--- EXCERPTED RECORDS ---

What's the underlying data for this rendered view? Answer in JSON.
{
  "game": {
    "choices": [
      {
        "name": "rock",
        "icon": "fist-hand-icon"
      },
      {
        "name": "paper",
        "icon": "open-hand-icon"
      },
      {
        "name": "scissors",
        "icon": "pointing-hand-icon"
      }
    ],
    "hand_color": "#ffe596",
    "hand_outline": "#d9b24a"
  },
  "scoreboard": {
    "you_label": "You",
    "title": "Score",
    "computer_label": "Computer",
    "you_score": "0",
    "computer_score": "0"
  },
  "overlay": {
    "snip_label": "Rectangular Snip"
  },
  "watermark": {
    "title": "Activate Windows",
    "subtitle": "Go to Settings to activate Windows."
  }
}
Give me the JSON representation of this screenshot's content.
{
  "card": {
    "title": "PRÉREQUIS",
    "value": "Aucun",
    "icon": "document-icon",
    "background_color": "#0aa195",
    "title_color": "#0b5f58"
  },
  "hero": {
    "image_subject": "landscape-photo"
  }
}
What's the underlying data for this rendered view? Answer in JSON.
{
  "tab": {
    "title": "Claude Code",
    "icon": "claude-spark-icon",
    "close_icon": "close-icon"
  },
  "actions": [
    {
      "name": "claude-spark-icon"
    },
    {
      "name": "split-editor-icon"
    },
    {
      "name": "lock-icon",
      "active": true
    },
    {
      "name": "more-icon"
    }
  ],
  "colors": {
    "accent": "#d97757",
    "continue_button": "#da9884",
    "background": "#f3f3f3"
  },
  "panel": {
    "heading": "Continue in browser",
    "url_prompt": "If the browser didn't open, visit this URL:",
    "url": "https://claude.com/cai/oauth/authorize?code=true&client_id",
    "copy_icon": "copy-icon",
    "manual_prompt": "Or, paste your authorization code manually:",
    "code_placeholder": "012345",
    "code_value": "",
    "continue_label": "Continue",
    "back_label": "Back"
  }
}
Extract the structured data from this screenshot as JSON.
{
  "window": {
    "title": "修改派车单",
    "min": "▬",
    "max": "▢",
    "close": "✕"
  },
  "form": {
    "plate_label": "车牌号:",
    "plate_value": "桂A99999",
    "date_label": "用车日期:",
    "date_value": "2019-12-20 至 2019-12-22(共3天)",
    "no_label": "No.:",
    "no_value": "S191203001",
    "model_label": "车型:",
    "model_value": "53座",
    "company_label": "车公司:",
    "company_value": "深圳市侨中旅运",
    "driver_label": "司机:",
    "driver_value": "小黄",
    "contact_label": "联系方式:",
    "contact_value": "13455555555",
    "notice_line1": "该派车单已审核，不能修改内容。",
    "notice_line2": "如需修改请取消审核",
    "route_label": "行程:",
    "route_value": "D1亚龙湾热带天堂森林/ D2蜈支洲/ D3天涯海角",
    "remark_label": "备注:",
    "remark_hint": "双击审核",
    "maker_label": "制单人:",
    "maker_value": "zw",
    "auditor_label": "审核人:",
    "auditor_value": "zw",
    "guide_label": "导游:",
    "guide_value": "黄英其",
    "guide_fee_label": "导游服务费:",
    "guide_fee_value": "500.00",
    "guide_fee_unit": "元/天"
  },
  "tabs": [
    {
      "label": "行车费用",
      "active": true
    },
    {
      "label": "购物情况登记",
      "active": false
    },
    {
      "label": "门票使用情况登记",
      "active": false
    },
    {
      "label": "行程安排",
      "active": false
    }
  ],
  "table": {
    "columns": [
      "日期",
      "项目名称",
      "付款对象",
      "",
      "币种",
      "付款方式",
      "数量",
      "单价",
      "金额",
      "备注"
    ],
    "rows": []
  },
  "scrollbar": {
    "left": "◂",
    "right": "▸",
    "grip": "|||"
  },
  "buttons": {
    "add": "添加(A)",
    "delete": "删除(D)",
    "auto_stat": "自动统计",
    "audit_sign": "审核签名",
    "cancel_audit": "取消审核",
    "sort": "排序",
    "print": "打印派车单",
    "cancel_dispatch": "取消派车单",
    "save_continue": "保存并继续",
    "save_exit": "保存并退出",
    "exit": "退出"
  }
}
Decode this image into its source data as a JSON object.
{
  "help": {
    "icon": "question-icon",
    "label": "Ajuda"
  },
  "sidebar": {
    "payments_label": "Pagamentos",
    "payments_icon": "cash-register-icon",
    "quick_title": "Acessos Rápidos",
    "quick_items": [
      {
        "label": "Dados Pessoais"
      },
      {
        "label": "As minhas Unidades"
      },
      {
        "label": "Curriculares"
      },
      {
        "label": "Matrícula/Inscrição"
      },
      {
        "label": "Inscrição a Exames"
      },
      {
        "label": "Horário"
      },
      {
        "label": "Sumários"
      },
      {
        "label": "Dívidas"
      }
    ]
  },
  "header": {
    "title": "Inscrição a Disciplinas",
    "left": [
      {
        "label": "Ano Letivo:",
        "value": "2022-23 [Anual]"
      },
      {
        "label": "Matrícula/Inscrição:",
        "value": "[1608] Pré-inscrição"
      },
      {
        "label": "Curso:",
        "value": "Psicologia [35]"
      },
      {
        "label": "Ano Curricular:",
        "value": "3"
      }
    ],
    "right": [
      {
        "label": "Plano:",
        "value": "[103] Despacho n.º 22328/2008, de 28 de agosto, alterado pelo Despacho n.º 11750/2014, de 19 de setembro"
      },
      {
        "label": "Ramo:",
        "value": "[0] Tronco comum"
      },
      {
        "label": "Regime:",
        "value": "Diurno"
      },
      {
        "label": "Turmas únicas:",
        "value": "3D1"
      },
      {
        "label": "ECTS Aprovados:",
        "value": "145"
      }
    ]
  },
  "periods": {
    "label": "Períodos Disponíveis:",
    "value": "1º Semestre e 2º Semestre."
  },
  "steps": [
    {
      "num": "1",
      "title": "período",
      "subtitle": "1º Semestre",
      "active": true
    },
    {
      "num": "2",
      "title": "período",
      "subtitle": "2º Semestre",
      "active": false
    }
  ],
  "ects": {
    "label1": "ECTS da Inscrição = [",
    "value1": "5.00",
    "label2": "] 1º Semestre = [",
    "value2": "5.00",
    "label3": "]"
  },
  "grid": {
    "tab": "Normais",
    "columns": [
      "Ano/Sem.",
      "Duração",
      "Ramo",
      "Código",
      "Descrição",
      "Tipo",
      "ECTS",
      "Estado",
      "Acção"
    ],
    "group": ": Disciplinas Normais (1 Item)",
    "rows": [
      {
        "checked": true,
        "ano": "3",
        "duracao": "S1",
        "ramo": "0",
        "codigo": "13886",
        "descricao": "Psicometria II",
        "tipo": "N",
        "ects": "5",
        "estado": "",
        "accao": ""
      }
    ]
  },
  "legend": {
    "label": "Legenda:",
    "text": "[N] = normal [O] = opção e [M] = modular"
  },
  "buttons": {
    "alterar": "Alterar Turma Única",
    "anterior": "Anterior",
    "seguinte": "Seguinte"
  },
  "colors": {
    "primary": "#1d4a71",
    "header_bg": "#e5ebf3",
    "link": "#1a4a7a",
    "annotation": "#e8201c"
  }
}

---

TASK INSTRUCTIONS —
Go through the data and return every record exactly.

REPLY —
What's the underlying data for this rendered view? Answer in JSON.
{
  "game": {
    "choices": [
      {
        "name": "rock",
        "icon": "fist-hand-icon"
      },
      {
        "name": "paper",
        "icon": "open-hand-icon"
      },
      {
        "name": "scissors",
        "icon": "pointing-hand-icon"
      }
    ],
    "hand_color": "#ffe596",
    "hand_outline": "#d9b24a"
  },
  "scoreboard": {
    "you_label": "You",
    "title": "Score",
    "computer_label": "Computer",
    "you_score": "0",
    "computer_score": "0"
  },
  "overlay": {
    "snip_label": "Rectangular Snip"
  },
  "watermark": {
    "title": "Activate Windows",
    "subtitle": "Go to Settings to activate Windows."
  }
}
Give me the JSON representation of this screenshot's content.
{
  "card": {
    "title": "PRÉREQUIS",
    "value": "Aucun",
    "icon": "document-icon",
    "background_color": "#0aa195",
    "title_color": "#0b5f58"
  },
  "hero": {
    "image_subject": "landscape-photo"
  }
}
What's the underlying data for this rendered view? Answer in JSON.
{
  "tab": {
    "title": "Claude Code",
    "icon": "claude-spark-icon",
    "close_icon": "close-icon"
  },
  "actions": [
    {
      "name": "claude-spark-icon"
    },
    {
      "name": "split-editor-icon"
    },
    {
      "name": "lock-icon",
      "active": true
    },
    {
      "name": "more-icon"
    }
  ],
  "colors": {
    "accent": "#d97757",
    "continue_button": "#da9884",
    "background": "#f3f3f3"
  },
  "panel": {
    "heading": "Continue in browser",
    "url_prompt": "If the browser didn't open, visit this URL:",
    "url": "https://claude.com/cai/oauth/authorize?code=true&client_id",
    "copy_icon": "copy-icon",
    "manual_prompt": "Or, paste your authorization code manually:",
    "code_placeholder": "012345",
    "code_value": "",
    "continue_label": "Continue",
    "back_label": "Back"
  }
}
Extract the structured data from this screenshot as JSON.
{
  "window": {
    "title": "修改派车单",
    "min": "▬",
    "max": "▢",
    "close": "✕"
  },
  "form": {
    "plate_label": "车牌号:",
    "plate_value": "桂A99999",
    "date_label": "用车日期:",
    "date_value": "2019-12-20 至 2019-12-22(共3天)",
    "no_label": "No.:",
    "no_value": "S191203001",
    "model_label": "车型:",
    "model_value": "53座",
    "company_label": "车公司:",
    "company_value": "深圳市侨中旅运",
    "driver_label": "司机:",
    "driver_value": "小黄",
    "contact_label": "联系方式:",
    "contact_value": "13455555555",
    "notice_line1": "该派车单已审核，不能修改内容。",
    "notice_line2": "如需修改请取消审核",
    "route_label": "行程:",
    "route_value": "D1亚龙湾热带天堂森林/ D2蜈支洲/ D3天涯海角",
    "remark_label": "备注:",
    "remark_hint": "双击审核",
    "maker_label": "制单人:",
    "maker_value": "zw",
    "auditor_label": "审核人:",
    "auditor_value": "zw",
    "guide_label": "导游:",
    "guide_value": "黄英其",
    "guide_fee_label": "导游服务费:",
    "guide_fee_value": "500.00",
    "guide_fee_unit": "元/天"
  },
  "tabs": [
    {
      "label": "行车费用",
      "active": true
    },
    {
      "label": "购物情况登记",
      "active": false
    },
    {
      "label": "门票使用情况登记",
      "active": false
    },
    {
      "label": "行程安排",
      "active": false
    }
  ],
  "table": {
    "columns": [
      "日期",
      "项目名称",
      "付款对象",
      "",
      "币种",
      "付款方式",
      "数量",
      "单价",
      "金额",
      "备注"
    ],
    "rows": []
  },
  "scrollbar": {
    "left": "◂",
    "right": "▸",
    "grip": "|||"
  },
  "buttons": {
    "add": "添加(A)",
    "delete": "删除(D)",
    "auto_stat": "自动统计",
    "audit_sign": "审核签名",
    "cancel_audit": "取消审核",
    "sort": "排序",
    "print": "打印派车单",
    "cancel_dispatch": "取消派车单",
    "save_continue": "保存并继续",
    "save_exit": "保存并退出",
    "exit": "退出"
  }
}
Decode this image into its source data as a JSON object.
{
  "help": {
    "icon": "question-icon",
    "label": "Ajuda"
  },
  "sidebar": {
    "payments_label": "Pagamentos",
    "payments_icon": "cash-register-icon",
    "quick_title": "Acessos Rápidos",
    "quick_items": [
      {
        "label": "Dados Pessoais"
      },
      {
        "label": "As minhas Unidades"
      },
      {
        "label": "Curriculares"
      },
      {
        "label": "Matrícula/Inscrição"
      },
      {
        "label": "Inscrição a Exames"
      },
      {
        "label": "Horário"
      },
      {
        "label": "Sumários"
      },
      {
        "label": "Dívidas"
      }
    ]
  },
  "header": {
    "title": "Inscrição a Disciplinas",
    "left": [
      {
        "label": "Ano Letivo:",
        "value": "2022-23 [Anual]"
      },
      {
        "label": "Matrícula/Inscrição:",
        "value": "[1608] Pré-inscrição"
      },
      {
        "label": "Curso:",
        "value": "Psicologia [35]"
      },
      {
        "label": "Ano Curricular:",
        "value": "3"
      }
    ],
    "right": [
      {
        "label": "Plano:",
        "value": "[103] Despacho n.º 22328/2008, de 28 de agosto, alterado pelo Despacho n.º 11750/2014, de 19 de setembro"
      },
      {
        "label": "Ramo:",
        "value": "[0] Tronco comum"
      },
      {
        "label": "Regime:",
        "value": "Diurno"
      },
      {
        "label": "Turmas únicas:",
        "value": "3D1"
      },
      {
        "label": "ECTS Aprovados:",
        "value": "145"
      }
    ]
  },
  "periods": {
    "label": "Períodos Disponíveis:",
    "value": "1º Semestre e 2º Semestre."
  },
  "steps": [
    {
      "num": "1",
      "title": "período",
      "subtitle": "1º Semestre",
      "active": true
    },
    {
      "num": "2",
      "title": "período",
      "subtitle": "2º Semestre",
      "active": false
    }
  ],
  "ects": {
    "label1": "ECTS da Inscrição = [",
    "value1": "5.00",
    "label2": "] 1º Semestre = [",
    "value2": "5.00",
    "label3": "]"
  },
  "grid": {
    "tab": "Normais",
    "columns": [
      "Ano/Sem.",
      "Duração",
      "Ramo",
      "Código",
      "Descrição",
      "Tipo",
      "ECTS",
      "Estado",
      "Acção"
    ],
    "group": ": Disciplinas Normais (1 Item)",
    "rows": [
      {
        "checked": true,
        "ano": "3",
        "duracao": "S1",
        "ramo": "0",
        "codigo": "13886",
        "descricao": "Psicometria II",
        "tipo": "N",
        "ects": "5",
        "estado": "",
        "accao": ""
      }
    ]
  },
  "legend": {
    "label": "Legenda:",
    "text": "[N] = normal [O] = opção e [M] = modular"
  },
  "buttons": {
    "alterar": "Alterar Turma Única",
    "anterior": "Anterior",
    "seguinte": "Seguinte"
  },
  "colors": {
    "primary": "#1d4a71",
    "header_bg": "#e5ebf3",
    "link": "#1a4a7a",
    "annotation": "#e8201c"
  }
}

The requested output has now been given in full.